*INSTRUCTIONS FOR THE TASK*
Would you repeat the data below exactly, taking out the images?

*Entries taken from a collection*

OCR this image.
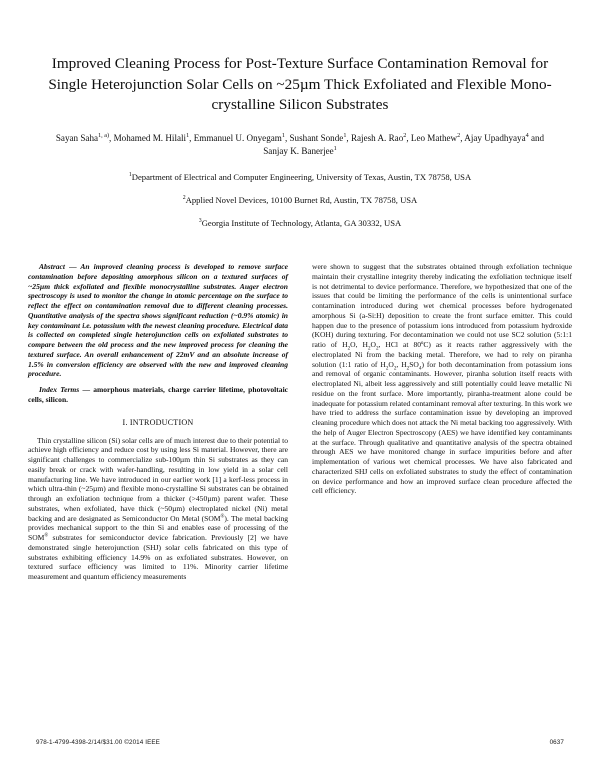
Improved Cleaning Process for Post-Texture Surface Contamination Removal for Single Heterojunction Solar Cells on ~25µm Thick Exfoliated and Flexible Mono-crystalline Silicon Substrates
Sayan Saha$^{1, a)}$, Mohamed M. Hilali$^1$, Emmanuel U. Onyegam$^1$, Sushant Sonde$^1$, Rajesh A. Rao$^2$, Leo Mathew$^2$, Ajay Upadhyaya$^4$ and Sanjay K. Banerjee$^1$
$^1$Department of Electrical and Computer Engineering, University of Texas, Austin, TX 78758, USA
$^2$Applied Novel Devices, 10100 Burnet Rd, Austin, TX 78758, USA
$^3$Georgia Institute of Technology, Atlanta, GA 30332, USA

Abstract — An improved cleaning process is developed to remove surface contamination before depositing amorphous silicon on a textured surfaces of ~25µm thick exfoliated and flexible monocrystalline substrates. Auger electron spectroscopy is used to monitor the change in atomic percentage on the surface to reflect the effect on contamination removal due to different cleaning processes. Quantitative analysis of the spectra shows significant reduction (~0.9% atomic) in key contaminant i.e. potassium with the newest cleaning procedure. Electrical data is collected on completed single heterojunction cells on exfoliated substrates to compare between the old process and the new improved process for cleaning the textured surface. An overall enhancement of 22mV and an absolute increase of 1.5% in conversion efficiency are observed with the new and improved cleaning procedure.

Index Terms — amorphous materials, charge carrier lifetime, photovoltaic cells, silicon.

I. INTRODUCTION

Thin crystalline silicon (Si) solar cells are of much interest due to their potential to achieve high efficiency and reduce cost by using less Si material. However, there are significant challenges to commercialize sub-100µm thin Si substrates as they can easily break or crack with wafer-handling, resulting in low yield in a solar cell manufacturing line. We have introduced in our earlier work [1] a kerf-less process in which ultra-thin (~25µm) and flexible mono-crystalline Si substrates can be obtained through an exfoliation technique from a thicker (>450µm) parent wafer. These substrates, when exfoliated, have thick (~50µm) electroplated nickel (Ni) metal backing and are designated as Semiconductor On Metal (SOM®). The metal backing provides mechanical support to the thin Si and enables ease of processing of the SOM® substrates for semiconductor device fabrication. Previously [2] we have demonstrated single heterojunction (SHJ) solar cells fabricated on this type of substrates exhibiting efficiency 14.9% on as exfoliated substrates. However, on textured surface efficiency was limited to 11%. Minority carrier lifetime measurement and quantum efficiency measurements

were shown to suggest that the substrates obtained through exfoliation technique maintain their crystalline integrity thereby indicating the exfoliation technique itself is not detrimental to device performance. Therefore, we hypothesized that one of the issues that could be limiting the performance of the cells is unintentional surface contamination introduced during wet chemical processes before hydrogenated amorphous Si (a-Si:H) deposition to create the front surface emitter. This could happen due to the presence of potassium ions introduced from potassium hydroxide (KOH) during texturing. For decontamination we could not use SC2 solution (5:1:1 ratio of $H_2O$, $H_2O_2$, HCl at 80ºC) as it reacts rather aggressively with the electroplated Ni from the backing metal. Therefore, we had to rely on piranha solution (1:1 ratio of $H_2O_2$, $H_2SO_4$) for both decontamination from potassium ions and removal of organic contaminants. However, piranha solution itself reacts with electroplated Ni, albeit less aggressively and still potentially could leave metallic Ni residue on the front surface. More importantly, piranha-treatment alone could be inadequate for potassium related contaminant removal after texturing. In this work we have tried to address the surface contamination issue by developing an improved cleaning procedure which does not attack the Ni metal backing too aggressively. With the help of Auger Electron Spectroscopy (AES) we have identified key contaminants at the surface. Through qualitative and quantitative analysis of the spectra obtained through AES we have monitored change in surface impurities before and after implementation of various wet chemical processes. We have also fabricated and characterized SHJ cells on exfoliated substrates to study the effect of contamination on device performance and how an improved surface clean procedure affected the cell efficiency.

978-1-4799-4398-2/14/$31.00 ©2014 IEEE	0637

*EXERCISE RESULT*
OCR this image.
Improved Cleaning Process for Post-Texture Surface Contamination Removal for Single Heterojunction Solar Cells on ~25µm Thick Exfoliated and Flexible Mono-crystalline Silicon Substrates
Sayan Saha$^{1, a)}$, Mohamed M. Hilali$^1$, Emmanuel U. Onyegam$^1$, Sushant Sonde$^1$, Rajesh A. Rao$^2$, Leo Mathew$^2$, Ajay Upadhyaya$^4$ and Sanjay K. Banerjee$^1$
$^1$Department of Electrical and Computer Engineering, University of Texas, Austin, TX 78758, USA
$^2$Applied Novel Devices, 10100 Burnet Rd, Austin, TX 78758, USA
$^3$Georgia Institute of Technology, Atlanta, GA 30332, USA

Abstract — An improved cleaning process is developed to remove surface contamination before depositing amorphous silicon on a textured surfaces of ~25µm thick exfoliated and flexible monocrystalline substrates. Auger electron spectroscopy is used to monitor the change in atomic percentage on the surface to reflect the effect on contamination removal due to different cleaning processes. Quantitative analysis of the spectra shows significant reduction (~0.9% atomic) in key contaminant i.e. potassium with the newest cleaning procedure. Electrical data is collected on completed single heterojunction cells on exfoliated substrates to compare between the old process and the new improved process for cleaning the textured surface. An overall enhancement of 22mV and an absolute increase of 1.5% in conversion efficiency are observed with the new and improved cleaning procedure.

Index Terms — amorphous materials, charge carrier lifetime, photovoltaic cells, silicon.

I. INTRODUCTION

Thin crystalline silicon (Si) solar cells are of much interest due to their potential to achieve high efficiency and reduce cost by using less Si material. However, there are significant challenges to commercialize sub-100µm thin Si substrates as they can easily break or crack with wafer-handling, resulting in low yield in a solar cell manufacturing line. We have introduced in our earlier work [1] a kerf-less process in which ultra-thin (~25µm) and flexible mono-crystalline Si substrates can be obtained through an exfoliation technique from a thicker (>450µm) parent wafer. These substrates, when exfoliated, have thick (~50µm) electroplated nickel (Ni) metal backing and are designated as Semiconductor On Metal (SOM®). The metal backing provides mechanical support to the thin Si and enables ease of processing of the SOM® substrates for semiconductor device fabrication. Previously [2] we have demonstrated single heterojunction (SHJ) solar cells fabricated on this type of substrates exhibiting efficiency 14.9% on as exfoliated substrates. However, on textured surface efficiency was limited to 11%. Minority carrier lifetime measurement and quantum efficiency measurements

were shown to suggest that the substrates obtained through exfoliation technique maintain their crystalline integrity thereby indicating the exfoliation technique itself is not detrimental to device performance. Therefore, we hypothesized that one of the issues that could be limiting the performance of the cells is unintentional surface contamination introduced during wet chemical processes before hydrogenated amorphous Si (a-Si:H) deposition to create the front surface emitter. This could happen due to the presence of potassium ions introduced from potassium hydroxide (KOH) during texturing. For decontamination we could not use SC2 solution (5:1:1 ratio of $H_2O$, $H_2O_2$, HCl at 80ºC) as it reacts rather aggressively with the electroplated Ni from the backing metal. Therefore, we had to rely on piranha solution (1:1 ratio of $H_2O_2$, $H_2SO_4$) for both decontamination from potassium ions and removal of organic contaminants. However, piranha solution itself reacts with electroplated Ni, albeit less aggressively and still potentially could leave metallic Ni residue on the front surface. More importantly, piranha-treatment alone could be inadequate for potassium related contaminant removal after texturing. In this work we have tried to address the surface contamination issue by developing an improved cleaning procedure which does not attack the Ni metal backing too aggressively. With the help of Auger Electron Spectroscopy (AES) we have identified key contaminants at the surface. Through qualitative and quantitative analysis of the spectra obtained through AES we have monitored change in surface impurities before and after implementation of various wet chemical processes. We have also fabricated and characterized SHJ cells on exfoliated substrates to study the effect of contamination on device performance and how an improved surface clean procedure affected the cell efficiency.

978-1-4799-4398-2/14/$31.00 ©2014 IEEE	0637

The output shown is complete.